### [Work to do]
Please quote the material exactly, every line of it.

### [Records from a data source]
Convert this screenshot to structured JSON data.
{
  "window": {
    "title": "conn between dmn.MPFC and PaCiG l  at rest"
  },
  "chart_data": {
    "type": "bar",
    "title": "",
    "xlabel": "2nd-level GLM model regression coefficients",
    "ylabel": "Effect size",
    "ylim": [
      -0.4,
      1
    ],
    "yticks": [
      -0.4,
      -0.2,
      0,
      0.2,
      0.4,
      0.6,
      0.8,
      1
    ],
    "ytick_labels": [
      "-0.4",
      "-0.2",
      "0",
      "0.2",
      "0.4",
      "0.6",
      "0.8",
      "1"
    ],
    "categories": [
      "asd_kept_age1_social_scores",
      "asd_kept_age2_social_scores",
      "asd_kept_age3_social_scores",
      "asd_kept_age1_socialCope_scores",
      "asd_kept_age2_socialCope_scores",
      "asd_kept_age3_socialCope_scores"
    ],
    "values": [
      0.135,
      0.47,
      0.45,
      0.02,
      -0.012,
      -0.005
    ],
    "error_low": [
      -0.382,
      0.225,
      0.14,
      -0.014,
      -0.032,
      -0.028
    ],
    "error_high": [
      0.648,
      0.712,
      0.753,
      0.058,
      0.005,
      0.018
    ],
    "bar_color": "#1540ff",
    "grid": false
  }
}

### [Solution for this task]
Convert this screenshot to structured JSON data.
{
  "window": {
    "title": "conn between dmn.MPFC and PaCiG l  at rest"
  },
  "chart_data": {
    "type": "bar",
    "title": "",
    "xlabel": "2nd-level GLM model regression coefficients",
    "ylabel": "Effect size",
    "ylim": [
      -0.4,
      1
    ],
    "yticks": [
      -0.4,
      -0.2,
      0,
      0.2,
      0.4,
      0.6,
      0.8,
      1
    ],
    "ytick_labels": [
      "-0.4",
      "-0.2",
      "0",
      "0.2",
      "0.4",
      "0.6",
      "0.8",
      "1"
    ],
    "categories": [
      "asd_kept_age1_social_scores",
      "asd_kept_age2_social_scores",
      "asd_kept_age3_social_scores",
      "asd_kept_age1_socialCope_scores",
      "asd_kept_age2_socialCope_scores",
      "asd_kept_age3_socialCope_scores"
    ],
    "values": [
      0.135,
      0.47,
      0.45,
      0.02,
      -0.012,
      -0.005
    ],
    "error_low": [
      -0.382,
      0.225,
      0.14,
      -0.014,
      -0.032,
      -0.028
    ],
    "error_high": [
      0.648,
      0.712,
      0.753,
      0.058,
      0.005,
      0.018
    ],
    "bar_color": "#1540ff",
    "grid": false
  }
}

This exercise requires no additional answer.